▶ _To do_:
Look through the lines below and extract each one that contains "this".

▶ _Input data_:
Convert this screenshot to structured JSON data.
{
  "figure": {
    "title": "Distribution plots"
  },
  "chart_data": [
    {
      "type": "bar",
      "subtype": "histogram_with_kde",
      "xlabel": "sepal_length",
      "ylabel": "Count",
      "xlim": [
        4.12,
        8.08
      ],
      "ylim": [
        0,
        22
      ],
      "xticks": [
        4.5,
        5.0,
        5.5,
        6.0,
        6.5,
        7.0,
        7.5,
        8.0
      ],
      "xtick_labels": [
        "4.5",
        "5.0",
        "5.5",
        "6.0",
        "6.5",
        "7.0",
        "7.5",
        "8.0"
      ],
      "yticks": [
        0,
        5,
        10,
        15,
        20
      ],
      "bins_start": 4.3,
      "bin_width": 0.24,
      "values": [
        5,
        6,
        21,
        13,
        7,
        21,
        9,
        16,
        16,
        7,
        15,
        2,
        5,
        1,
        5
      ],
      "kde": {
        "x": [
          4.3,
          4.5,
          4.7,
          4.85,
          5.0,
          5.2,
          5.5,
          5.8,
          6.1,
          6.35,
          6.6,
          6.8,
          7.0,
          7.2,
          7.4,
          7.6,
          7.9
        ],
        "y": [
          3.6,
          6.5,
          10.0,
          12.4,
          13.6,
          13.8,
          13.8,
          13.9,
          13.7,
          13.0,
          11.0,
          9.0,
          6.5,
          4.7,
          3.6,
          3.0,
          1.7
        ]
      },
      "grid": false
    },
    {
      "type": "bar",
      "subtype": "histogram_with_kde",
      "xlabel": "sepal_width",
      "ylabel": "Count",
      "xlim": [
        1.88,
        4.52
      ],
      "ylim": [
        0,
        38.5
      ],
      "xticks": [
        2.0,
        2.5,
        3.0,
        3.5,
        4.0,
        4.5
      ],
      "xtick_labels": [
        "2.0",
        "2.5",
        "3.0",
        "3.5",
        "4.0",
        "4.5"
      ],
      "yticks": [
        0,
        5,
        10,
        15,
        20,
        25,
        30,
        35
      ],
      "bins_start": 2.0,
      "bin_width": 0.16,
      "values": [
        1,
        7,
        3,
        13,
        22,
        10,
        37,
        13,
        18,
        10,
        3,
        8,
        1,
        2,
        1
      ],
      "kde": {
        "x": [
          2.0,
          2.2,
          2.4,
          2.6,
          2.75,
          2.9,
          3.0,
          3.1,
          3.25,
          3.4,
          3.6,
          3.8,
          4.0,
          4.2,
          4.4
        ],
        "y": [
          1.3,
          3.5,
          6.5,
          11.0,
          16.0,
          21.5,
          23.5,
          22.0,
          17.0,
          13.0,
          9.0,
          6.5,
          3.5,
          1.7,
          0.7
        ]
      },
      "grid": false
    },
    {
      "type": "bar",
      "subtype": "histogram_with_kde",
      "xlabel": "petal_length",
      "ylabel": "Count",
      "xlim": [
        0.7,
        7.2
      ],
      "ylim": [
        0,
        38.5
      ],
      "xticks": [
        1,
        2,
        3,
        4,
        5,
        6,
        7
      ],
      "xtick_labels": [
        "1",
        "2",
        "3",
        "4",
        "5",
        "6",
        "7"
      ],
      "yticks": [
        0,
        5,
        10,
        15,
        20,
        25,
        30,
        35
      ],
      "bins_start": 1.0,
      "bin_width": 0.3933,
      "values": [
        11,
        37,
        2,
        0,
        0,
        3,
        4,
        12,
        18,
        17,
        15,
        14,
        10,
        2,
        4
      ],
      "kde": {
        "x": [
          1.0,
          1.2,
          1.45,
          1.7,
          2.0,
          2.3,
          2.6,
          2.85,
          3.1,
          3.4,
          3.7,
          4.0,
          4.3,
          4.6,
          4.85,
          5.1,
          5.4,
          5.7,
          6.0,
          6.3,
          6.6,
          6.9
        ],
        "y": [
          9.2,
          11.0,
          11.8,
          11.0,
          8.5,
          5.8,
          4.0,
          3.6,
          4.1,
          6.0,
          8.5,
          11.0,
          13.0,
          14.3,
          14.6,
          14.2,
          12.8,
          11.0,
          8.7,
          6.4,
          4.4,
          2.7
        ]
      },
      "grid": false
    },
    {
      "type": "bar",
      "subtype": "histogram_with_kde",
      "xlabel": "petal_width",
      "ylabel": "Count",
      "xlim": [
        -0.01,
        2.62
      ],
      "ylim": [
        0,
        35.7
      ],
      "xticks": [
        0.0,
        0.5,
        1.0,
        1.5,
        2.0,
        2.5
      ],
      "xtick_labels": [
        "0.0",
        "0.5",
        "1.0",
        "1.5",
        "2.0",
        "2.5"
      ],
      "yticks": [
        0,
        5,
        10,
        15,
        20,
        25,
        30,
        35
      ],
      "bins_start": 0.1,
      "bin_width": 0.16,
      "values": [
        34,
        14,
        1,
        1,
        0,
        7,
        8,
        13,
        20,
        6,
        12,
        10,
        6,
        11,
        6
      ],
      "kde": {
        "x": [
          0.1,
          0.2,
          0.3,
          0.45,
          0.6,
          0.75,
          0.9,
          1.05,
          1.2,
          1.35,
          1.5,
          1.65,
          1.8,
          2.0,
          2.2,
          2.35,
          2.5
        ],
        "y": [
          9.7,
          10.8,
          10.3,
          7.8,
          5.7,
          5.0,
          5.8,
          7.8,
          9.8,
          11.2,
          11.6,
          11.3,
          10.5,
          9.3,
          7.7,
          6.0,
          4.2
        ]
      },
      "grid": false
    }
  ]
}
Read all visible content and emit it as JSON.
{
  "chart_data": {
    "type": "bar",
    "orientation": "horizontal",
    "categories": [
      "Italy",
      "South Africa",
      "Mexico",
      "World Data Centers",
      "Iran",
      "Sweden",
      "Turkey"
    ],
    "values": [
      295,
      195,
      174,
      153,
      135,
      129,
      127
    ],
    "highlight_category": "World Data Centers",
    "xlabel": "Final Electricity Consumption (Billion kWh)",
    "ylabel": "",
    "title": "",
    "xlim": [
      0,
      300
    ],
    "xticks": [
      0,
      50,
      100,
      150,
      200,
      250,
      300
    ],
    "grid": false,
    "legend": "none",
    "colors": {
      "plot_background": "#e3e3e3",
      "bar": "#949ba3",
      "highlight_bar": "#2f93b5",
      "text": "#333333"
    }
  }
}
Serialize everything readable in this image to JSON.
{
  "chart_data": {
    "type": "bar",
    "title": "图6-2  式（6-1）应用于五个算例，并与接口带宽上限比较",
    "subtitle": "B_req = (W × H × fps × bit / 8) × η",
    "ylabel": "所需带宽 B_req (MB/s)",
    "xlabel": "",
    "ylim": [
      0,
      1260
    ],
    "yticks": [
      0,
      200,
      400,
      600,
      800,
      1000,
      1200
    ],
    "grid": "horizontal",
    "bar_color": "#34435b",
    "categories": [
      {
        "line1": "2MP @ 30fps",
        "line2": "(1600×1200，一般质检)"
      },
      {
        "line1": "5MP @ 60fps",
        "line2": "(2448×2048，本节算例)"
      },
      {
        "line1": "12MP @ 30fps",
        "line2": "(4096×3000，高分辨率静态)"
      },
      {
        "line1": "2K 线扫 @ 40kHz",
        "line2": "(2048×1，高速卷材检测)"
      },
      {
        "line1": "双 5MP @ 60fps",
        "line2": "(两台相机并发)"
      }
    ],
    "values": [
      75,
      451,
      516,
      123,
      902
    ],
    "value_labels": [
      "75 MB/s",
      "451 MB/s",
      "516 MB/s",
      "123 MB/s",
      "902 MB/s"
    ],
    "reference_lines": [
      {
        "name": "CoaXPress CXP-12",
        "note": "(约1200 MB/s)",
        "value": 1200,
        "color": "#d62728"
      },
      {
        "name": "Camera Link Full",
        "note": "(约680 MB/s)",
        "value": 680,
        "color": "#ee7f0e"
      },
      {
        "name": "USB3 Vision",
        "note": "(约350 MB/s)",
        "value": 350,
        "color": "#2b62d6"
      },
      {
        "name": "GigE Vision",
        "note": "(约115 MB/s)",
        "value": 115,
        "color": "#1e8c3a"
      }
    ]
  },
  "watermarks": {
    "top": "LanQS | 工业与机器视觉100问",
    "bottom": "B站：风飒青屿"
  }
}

▶ _Answer for the task_:
Convert this screenshot to structured JSON data.
Serialize everything readable in this image to JSON.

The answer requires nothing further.